Task prompt ▸
Extract all of the data and reproduce it precisely.

Material for the task ▸
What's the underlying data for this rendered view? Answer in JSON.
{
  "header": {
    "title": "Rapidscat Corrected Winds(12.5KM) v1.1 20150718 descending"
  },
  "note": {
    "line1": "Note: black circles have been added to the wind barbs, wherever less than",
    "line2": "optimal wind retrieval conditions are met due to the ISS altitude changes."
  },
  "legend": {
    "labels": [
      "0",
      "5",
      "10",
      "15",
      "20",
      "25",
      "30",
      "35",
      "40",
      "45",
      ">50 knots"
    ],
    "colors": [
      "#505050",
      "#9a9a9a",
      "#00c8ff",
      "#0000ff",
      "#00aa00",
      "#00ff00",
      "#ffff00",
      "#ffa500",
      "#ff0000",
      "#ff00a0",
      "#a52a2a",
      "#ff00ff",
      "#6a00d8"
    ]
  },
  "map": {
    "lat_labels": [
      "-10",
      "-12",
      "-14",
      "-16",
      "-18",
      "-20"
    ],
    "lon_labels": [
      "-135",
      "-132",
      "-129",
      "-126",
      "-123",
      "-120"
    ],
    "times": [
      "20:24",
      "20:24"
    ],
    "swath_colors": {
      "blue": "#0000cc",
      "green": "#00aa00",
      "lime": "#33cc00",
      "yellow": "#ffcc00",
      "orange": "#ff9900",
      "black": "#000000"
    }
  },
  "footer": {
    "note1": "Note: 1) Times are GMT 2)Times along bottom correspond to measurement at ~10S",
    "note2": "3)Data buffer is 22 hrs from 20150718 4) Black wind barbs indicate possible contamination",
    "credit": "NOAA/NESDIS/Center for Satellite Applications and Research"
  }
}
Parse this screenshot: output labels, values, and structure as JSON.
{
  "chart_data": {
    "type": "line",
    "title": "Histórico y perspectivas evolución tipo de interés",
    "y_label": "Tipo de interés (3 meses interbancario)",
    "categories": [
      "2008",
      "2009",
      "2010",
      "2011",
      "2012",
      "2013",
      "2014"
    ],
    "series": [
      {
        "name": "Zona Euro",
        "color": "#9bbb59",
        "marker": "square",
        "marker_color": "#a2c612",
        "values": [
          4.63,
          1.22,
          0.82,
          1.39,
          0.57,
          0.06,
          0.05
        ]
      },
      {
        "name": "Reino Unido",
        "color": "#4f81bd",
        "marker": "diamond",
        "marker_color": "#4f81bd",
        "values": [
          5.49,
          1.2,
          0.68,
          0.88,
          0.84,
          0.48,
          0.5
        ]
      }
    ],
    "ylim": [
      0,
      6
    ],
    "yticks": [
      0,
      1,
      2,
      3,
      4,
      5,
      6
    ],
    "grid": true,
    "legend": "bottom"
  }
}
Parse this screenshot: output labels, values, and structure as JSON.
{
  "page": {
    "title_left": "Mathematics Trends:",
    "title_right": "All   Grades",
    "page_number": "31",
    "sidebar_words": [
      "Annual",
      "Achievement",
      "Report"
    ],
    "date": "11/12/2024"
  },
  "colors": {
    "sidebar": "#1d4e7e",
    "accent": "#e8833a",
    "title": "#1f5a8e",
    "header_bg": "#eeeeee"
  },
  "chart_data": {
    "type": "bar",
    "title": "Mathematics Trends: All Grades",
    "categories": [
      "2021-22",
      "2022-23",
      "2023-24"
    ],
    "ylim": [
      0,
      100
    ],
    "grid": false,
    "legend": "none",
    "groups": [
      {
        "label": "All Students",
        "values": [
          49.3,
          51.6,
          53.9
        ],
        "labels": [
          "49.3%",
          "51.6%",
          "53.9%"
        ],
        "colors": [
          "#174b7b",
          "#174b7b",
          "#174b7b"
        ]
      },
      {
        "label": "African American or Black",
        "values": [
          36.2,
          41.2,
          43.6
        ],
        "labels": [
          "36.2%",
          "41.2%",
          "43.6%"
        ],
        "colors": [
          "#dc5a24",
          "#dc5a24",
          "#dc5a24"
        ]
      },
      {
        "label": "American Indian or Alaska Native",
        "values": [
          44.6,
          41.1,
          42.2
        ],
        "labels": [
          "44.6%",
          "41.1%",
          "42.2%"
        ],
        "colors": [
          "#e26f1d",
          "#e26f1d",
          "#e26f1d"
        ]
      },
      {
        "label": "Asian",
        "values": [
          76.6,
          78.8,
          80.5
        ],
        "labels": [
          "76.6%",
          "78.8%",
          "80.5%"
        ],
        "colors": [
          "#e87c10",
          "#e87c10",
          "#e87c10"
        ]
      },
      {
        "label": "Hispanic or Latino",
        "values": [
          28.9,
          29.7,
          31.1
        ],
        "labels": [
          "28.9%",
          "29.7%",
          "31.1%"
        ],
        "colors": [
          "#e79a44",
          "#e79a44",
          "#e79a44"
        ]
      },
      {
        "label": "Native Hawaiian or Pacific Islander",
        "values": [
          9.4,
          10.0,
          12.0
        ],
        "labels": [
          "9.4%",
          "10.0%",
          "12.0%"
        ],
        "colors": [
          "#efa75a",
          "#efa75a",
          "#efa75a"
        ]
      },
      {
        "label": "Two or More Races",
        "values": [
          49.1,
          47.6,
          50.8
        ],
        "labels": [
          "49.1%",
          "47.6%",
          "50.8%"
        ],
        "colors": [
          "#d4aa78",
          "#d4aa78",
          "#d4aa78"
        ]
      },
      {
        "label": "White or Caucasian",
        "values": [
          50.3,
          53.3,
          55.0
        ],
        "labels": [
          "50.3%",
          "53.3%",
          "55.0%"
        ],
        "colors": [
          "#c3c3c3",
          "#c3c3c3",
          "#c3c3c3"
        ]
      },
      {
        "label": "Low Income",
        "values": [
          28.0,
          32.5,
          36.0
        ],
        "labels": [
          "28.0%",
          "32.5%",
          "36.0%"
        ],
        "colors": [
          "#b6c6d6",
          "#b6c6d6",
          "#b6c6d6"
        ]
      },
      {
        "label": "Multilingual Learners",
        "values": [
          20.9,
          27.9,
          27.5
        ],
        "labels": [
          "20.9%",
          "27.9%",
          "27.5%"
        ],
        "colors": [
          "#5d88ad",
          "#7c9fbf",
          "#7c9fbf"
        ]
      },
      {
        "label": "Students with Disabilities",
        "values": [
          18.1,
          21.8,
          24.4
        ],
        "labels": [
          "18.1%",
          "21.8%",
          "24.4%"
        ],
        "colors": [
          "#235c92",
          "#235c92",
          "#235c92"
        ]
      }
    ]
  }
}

Task result ▸
What's the underlying data for this rendered view? Answer in JSON.
{
  "header": {
    "title": "Rapidscat Corrected Winds(12.5KM) v1.1 20150718 descending"
  },
  "note": {
    "line1": "Note: black circles have been added to the wind barbs, wherever less than",
    "line2": "optimal wind retrieval conditions are met due to the ISS altitude changes."
  },
  "legend": {
    "labels": [
      "0",
      "5",
      "10",
      "15",
      "20",
      "25",
      "30",
      "35",
      "40",
      "45",
      ">50 knots"
    ],
    "colors": [
      "#505050",
      "#9a9a9a",
      "#00c8ff",
      "#0000ff",
      "#00aa00",
      "#00ff00",
      "#ffff00",
      "#ffa500",
      "#ff0000",
      "#ff00a0",
      "#a52a2a",
      "#ff00ff",
      "#6a00d8"
    ]
  },
  "map": {
    "lat_labels": [
      "-10",
      "-12",
      "-14",
      "-16",
      "-18",
      "-20"
    ],
    "lon_labels": [
      "-135",
      "-132",
      "-129",
      "-126",
      "-123",
      "-120"
    ],
    "times": [
      "20:24",
      "20:24"
    ],
    "swath_colors": {
      "blue": "#0000cc",
      "green": "#00aa00",
      "lime": "#33cc00",
      "yellow": "#ffcc00",
      "orange": "#ff9900",
      "black": "#000000"
    }
  },
  "footer": {
    "note1": "Note: 1) Times are GMT 2)Times along bottom correspond to measurement at ~10S",
    "note2": "3)Data buffer is 22 hrs from 20150718 4) Black wind barbs indicate possible contamination",
    "credit": "NOAA/NESDIS/Center for Satellite Applications and Research"
  }
}
Parse this screenshot: output labels, values, and structure as JSON.
{
  "chart_data": {
    "type": "line",
    "title": "Histórico y perspectivas evolución tipo de interés",
    "y_label": "Tipo de interés (3 meses interbancario)",
    "categories": [
      "2008",
      "2009",
      "2010",
      "2011",
      "2012",
      "2013",
      "2014"
    ],
    "series": [
      {
        "name": "Zona Euro",
        "color": "#9bbb59",
        "marker": "square",
        "marker_color": "#a2c612",
        "values": [
          4.63,
          1.22,
          0.82,
          1.39,
          0.57,
          0.06,
          0.05
        ]
      },
      {
        "name": "Reino Unido",
        "color": "#4f81bd",
        "marker": "diamond",
        "marker_color": "#4f81bd",
        "values": [
          5.49,
          1.2,
          0.68,
          0.88,
          0.84,
          0.48,
          0.5
        ]
      }
    ],
    "ylim": [
      0,
      6
    ],
    "yticks": [
      0,
      1,
      2,
      3,
      4,
      5,
      6
    ],
    "grid": true,
    "legend": "bottom"
  }
}
Parse this screenshot: output labels, values, and structure as JSON.
{
  "page": {
    "title_left": "Mathematics Trends:",
    "title_right": "All   Grades",
    "page_number": "31",
    "sidebar_words": [
      "Annual",
      "Achievement",
      "Report"
    ],
    "date": "11/12/2024"
  },
  "colors": {
    "sidebar": "#1d4e7e",
    "accent": "#e8833a",
    "title": "#1f5a8e",
    "header_bg": "#eeeeee"
  },
  "chart_data": {
    "type": "bar",
    "title": "Mathematics Trends: All Grades",
    "categories": [
      "2021-22",
      "2022-23",
      "2023-24"
    ],
    "ylim": [
      0,
      100
    ],
    "grid": false,
    "legend": "none",
    "groups": [
      {
        "label": "All Students",
        "values": [
          49.3,
          51.6,
          53.9
        ],
        "labels": [
          "49.3%",
          "51.6%",
          "53.9%"
        ],
        "colors": [
          "#174b7b",
          "#174b7b",
          "#174b7b"
        ]
      },
      {
        "label": "African American or Black",
        "values": [
          36.2,
          41.2,
          43.6
        ],
        "labels": [
          "36.2%",
          "41.2%",
          "43.6%"
        ],
        "colors": [
          "#dc5a24",
          "#dc5a24",
          "#dc5a24"
        ]
      },
      {
        "label": "American Indian or Alaska Native",
        "values": [
          44.6,
          41.1,
          42.2
        ],
        "labels": [
          "44.6%",
          "41.1%",
          "42.2%"
        ],
        "colors": [
          "#e26f1d",
          "#e26f1d",
          "#e26f1d"
        ]
      },
      {
        "label": "Asian",
        "values": [
          76.6,
          78.8,
          80.5
        ],
        "labels": [
          "76.6%",
          "78.8%",
          "80.5%"
        ],
        "colors": [
          "#e87c10",
          "#e87c10",
          "#e87c10"
        ]
      },
      {
        "label": "Hispanic or Latino",
        "values": [
          28.9,
          29.7,
          31.1
        ],
        "labels": [
          "28.9%",
          "29.7%",
          "31.1%"
        ],
        "colors": [
          "#e79a44",
          "#e79a44",
          "#e79a44"
        ]
      },
      {
        "label": "Native Hawaiian or Pacific Islander",
        "values": [
          9.4,
          10.0,
          12.0
        ],
        "labels": [
          "9.4%",
          "10.0%",
          "12.0%"
        ],
        "colors": [
          "#efa75a",
          "#efa75a",
          "#efa75a"
        ]
      },
      {
        "label": "Two or More Races",
        "values": [
          49.1,
          47.6,
          50.8
        ],
        "labels": [
          "49.1%",
          "47.6%",
          "50.8%"
        ],
        "colors": [
          "#d4aa78",
          "#d4aa78",
          "#d4aa78"
        ]
      },
      {
        "label": "White or Caucasian",
        "values": [
          50.3,
          53.3,
          55.0
        ],
        "labels": [
          "50.3%",
          "53.3%",
          "55.0%"
        ],
        "colors": [
          "#c3c3c3",
          "#c3c3c3",
          "#c3c3c3"
        ]
      },
      {
        "label": "Low Income",
        "values": [
          28.0,
          32.5,
          36.0
        ],
        "labels": [
          "28.0%",
          "32.5%",
          "36.0%"
        ],
        "colors": [
          "#b6c6d6",
          "#b6c6d6",
          "#b6c6d6"
        ]
      },
      {
        "label": "Multilingual Learners",
        "values": [
          20.9,
          27.9,
          27.5
        ],
        "labels": [
          "20.9%",
          "27.9%",
          "27.5%"
        ],
        "colors": [
          "#5d88ad",
          "#7c9fbf",
          "#7c9fbf"
        ]
      },
      {
        "label": "Students with Disabilities",
        "values": [
          18.1,
          21.8,
          24.4
        ],
        "labels": [
          "18.1%",
          "21.8%",
          "24.4%"
        ],
        "colors": [
          "#235c92",
          "#235c92",
          "#235c92"
        ]
      }
    ]
  }
}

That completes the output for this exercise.